■ **Aim of the exercise**
Wherever a line below holds the word "若真如此", copy that line.

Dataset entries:

— Start —

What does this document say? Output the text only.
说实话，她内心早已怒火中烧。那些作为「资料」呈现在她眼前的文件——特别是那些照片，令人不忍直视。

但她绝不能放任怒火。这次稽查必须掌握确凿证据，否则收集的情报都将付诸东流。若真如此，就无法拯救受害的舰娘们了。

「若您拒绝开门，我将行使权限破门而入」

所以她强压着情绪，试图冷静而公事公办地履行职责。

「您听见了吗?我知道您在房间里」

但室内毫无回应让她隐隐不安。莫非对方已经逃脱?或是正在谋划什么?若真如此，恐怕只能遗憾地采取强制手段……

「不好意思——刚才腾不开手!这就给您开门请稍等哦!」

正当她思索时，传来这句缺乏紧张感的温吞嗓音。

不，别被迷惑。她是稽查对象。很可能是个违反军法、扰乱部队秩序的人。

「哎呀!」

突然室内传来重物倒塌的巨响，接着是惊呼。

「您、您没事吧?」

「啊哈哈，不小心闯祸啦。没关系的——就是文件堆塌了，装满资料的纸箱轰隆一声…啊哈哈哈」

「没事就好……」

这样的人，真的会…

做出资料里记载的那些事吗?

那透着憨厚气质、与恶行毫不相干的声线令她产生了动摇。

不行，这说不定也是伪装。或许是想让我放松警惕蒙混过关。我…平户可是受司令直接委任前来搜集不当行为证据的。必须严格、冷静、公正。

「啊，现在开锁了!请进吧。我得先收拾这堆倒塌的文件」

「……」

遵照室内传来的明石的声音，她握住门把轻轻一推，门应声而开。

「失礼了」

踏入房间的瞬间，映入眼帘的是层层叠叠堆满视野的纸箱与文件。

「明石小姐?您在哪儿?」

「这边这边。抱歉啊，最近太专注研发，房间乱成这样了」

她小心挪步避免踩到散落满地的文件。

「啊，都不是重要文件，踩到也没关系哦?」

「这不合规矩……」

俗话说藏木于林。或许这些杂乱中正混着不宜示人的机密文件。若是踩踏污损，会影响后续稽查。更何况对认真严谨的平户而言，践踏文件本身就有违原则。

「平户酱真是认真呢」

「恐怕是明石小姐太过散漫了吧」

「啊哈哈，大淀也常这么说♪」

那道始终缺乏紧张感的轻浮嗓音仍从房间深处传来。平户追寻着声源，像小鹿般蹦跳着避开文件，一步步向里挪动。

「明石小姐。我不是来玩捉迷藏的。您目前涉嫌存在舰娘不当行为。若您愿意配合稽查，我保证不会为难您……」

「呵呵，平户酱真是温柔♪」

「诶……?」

— End —

■ **Exercise response**
但她绝不能放任怒火。这次稽查必须掌握确凿证据，否则收集的情报都将付诸东流。若真如此，就无法拯救受害的舰娘们了。
但室内毫无回应让她隐隐不安。莫非对方已经逃脱?或是正在谋划什么?若真如此，恐怕只能遗憾地采取强制手段……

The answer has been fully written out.